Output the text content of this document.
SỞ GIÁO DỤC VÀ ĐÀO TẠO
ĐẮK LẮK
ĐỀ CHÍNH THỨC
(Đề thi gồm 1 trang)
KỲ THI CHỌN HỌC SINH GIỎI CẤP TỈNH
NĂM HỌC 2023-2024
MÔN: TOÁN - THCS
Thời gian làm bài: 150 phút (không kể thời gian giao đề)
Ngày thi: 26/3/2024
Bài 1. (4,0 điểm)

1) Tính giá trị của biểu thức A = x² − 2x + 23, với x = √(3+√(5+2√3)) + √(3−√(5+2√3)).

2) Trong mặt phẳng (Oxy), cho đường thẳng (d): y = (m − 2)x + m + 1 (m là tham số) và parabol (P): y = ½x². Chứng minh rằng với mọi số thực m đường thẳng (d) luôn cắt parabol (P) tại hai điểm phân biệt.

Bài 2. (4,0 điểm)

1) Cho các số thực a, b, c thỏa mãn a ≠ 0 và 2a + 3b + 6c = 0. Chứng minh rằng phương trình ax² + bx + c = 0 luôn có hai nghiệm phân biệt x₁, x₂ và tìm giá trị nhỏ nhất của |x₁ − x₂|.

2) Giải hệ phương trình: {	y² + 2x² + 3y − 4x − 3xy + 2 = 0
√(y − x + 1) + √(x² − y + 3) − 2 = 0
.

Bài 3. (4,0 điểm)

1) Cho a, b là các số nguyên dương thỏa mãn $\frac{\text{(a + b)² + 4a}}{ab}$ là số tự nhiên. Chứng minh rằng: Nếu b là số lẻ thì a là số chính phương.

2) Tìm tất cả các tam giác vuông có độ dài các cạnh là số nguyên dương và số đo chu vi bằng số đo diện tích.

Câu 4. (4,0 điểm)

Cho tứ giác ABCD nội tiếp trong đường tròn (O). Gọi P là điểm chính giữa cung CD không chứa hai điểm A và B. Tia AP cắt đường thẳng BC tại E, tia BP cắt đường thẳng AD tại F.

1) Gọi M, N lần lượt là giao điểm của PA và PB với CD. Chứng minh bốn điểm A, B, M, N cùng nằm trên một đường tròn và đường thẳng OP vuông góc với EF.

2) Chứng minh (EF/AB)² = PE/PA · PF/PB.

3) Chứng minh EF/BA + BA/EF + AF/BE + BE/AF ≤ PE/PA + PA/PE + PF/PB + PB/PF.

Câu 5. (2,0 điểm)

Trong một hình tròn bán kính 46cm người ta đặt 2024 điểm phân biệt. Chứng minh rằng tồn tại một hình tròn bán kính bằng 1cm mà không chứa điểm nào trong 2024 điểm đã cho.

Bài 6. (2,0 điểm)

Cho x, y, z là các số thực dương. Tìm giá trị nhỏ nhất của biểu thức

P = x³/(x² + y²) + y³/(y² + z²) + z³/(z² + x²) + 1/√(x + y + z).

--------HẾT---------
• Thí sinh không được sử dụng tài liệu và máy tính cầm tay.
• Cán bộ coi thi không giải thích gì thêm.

* _Given instruction_
Locate the string "biểu" in the listing above and copy every line where it occurs.

* _Completed task_
1) Tính giá trị của biểu thức A = x² − 2x + 23, với x = √(3+√(5+2√3)) + √(3−√(5+2√3)).
Cho x, y, z là các số thực dương. Tìm giá trị nhỏ nhất của biểu thức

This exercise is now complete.